Count lines, not occurrences: give the number of lines holding the word "Ответить", and nothing besides.

>>>>>

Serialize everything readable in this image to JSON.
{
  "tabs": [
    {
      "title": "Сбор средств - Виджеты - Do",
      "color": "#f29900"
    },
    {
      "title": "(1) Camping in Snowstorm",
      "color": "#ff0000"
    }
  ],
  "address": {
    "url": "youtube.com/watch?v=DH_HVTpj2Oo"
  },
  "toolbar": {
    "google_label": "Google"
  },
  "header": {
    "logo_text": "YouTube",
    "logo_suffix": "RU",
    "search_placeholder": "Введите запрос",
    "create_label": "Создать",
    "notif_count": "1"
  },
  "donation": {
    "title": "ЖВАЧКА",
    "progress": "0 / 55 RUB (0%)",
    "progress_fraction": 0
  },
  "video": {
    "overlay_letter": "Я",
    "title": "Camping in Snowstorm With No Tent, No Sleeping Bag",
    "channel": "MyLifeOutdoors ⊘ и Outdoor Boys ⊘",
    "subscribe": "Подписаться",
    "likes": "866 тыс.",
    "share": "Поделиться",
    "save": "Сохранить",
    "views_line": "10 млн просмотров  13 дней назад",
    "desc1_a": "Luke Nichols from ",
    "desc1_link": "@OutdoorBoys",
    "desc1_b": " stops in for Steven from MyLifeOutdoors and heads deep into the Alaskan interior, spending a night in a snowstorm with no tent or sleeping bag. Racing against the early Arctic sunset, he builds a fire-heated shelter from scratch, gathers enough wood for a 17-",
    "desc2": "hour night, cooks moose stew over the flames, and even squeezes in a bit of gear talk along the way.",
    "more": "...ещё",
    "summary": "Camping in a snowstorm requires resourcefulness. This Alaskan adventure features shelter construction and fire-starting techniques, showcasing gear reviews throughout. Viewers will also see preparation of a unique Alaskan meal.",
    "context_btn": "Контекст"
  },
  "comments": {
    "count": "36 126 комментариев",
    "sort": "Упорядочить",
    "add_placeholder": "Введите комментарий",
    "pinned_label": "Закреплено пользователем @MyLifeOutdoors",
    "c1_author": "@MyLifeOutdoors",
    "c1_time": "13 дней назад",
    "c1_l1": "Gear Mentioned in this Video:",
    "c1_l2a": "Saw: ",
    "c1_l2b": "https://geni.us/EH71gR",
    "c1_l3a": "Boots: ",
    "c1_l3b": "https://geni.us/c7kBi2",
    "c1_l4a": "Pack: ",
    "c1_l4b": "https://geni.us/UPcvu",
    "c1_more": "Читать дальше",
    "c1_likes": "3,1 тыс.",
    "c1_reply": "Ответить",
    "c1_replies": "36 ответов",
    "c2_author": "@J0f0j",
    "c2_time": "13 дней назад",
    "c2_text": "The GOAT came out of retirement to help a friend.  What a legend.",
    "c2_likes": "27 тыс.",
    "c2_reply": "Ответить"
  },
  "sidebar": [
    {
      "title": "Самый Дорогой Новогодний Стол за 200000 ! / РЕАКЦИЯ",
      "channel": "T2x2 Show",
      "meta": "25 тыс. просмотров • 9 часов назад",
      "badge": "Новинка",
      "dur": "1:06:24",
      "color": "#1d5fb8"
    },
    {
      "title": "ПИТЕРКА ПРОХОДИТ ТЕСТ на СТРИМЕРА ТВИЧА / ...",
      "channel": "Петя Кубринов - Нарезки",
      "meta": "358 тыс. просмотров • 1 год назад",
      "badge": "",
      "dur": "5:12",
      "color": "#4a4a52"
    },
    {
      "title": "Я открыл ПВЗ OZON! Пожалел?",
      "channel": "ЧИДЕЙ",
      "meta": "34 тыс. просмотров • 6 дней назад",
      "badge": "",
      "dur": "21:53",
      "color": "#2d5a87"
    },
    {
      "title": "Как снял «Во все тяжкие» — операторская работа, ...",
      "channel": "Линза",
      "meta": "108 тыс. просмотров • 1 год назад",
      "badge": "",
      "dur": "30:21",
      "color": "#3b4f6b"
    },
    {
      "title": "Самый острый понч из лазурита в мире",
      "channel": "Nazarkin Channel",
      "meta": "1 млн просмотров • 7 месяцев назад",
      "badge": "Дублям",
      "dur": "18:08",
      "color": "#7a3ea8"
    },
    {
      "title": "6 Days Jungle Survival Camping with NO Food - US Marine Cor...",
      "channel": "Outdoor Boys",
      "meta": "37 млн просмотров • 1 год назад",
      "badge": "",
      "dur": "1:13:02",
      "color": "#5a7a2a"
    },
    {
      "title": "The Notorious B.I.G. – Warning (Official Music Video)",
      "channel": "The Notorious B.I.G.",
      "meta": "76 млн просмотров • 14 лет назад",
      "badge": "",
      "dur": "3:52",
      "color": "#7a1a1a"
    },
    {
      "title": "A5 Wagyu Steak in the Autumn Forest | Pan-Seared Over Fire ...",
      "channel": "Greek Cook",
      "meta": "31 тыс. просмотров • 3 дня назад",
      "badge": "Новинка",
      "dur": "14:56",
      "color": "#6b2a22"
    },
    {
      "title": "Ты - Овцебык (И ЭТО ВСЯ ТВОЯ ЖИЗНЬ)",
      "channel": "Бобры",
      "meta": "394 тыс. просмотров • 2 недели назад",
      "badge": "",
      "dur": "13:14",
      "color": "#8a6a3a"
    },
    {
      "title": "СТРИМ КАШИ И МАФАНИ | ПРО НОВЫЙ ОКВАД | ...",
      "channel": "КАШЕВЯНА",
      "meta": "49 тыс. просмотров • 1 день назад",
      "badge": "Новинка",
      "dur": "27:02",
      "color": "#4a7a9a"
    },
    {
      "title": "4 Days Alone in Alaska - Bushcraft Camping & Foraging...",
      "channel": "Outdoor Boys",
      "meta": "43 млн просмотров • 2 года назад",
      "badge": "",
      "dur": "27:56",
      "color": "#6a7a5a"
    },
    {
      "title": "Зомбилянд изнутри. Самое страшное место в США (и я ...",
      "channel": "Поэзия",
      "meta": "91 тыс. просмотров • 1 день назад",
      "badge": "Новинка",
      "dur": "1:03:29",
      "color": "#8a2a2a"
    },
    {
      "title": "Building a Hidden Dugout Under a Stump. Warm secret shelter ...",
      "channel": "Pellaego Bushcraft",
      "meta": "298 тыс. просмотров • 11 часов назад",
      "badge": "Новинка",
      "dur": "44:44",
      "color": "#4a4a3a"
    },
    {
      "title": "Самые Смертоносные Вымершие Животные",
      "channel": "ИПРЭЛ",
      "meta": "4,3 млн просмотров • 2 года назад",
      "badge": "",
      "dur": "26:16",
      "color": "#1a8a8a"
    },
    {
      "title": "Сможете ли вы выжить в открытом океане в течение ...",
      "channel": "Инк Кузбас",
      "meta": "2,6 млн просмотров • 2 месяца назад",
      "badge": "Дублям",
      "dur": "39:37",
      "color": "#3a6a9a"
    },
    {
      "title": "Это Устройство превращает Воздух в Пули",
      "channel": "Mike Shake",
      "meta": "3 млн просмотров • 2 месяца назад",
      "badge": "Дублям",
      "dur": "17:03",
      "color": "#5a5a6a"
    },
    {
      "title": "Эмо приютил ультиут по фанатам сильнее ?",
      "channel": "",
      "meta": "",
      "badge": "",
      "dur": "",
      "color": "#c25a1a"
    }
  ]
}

<<<<<

- [PROBLEM SOLUTION]:
2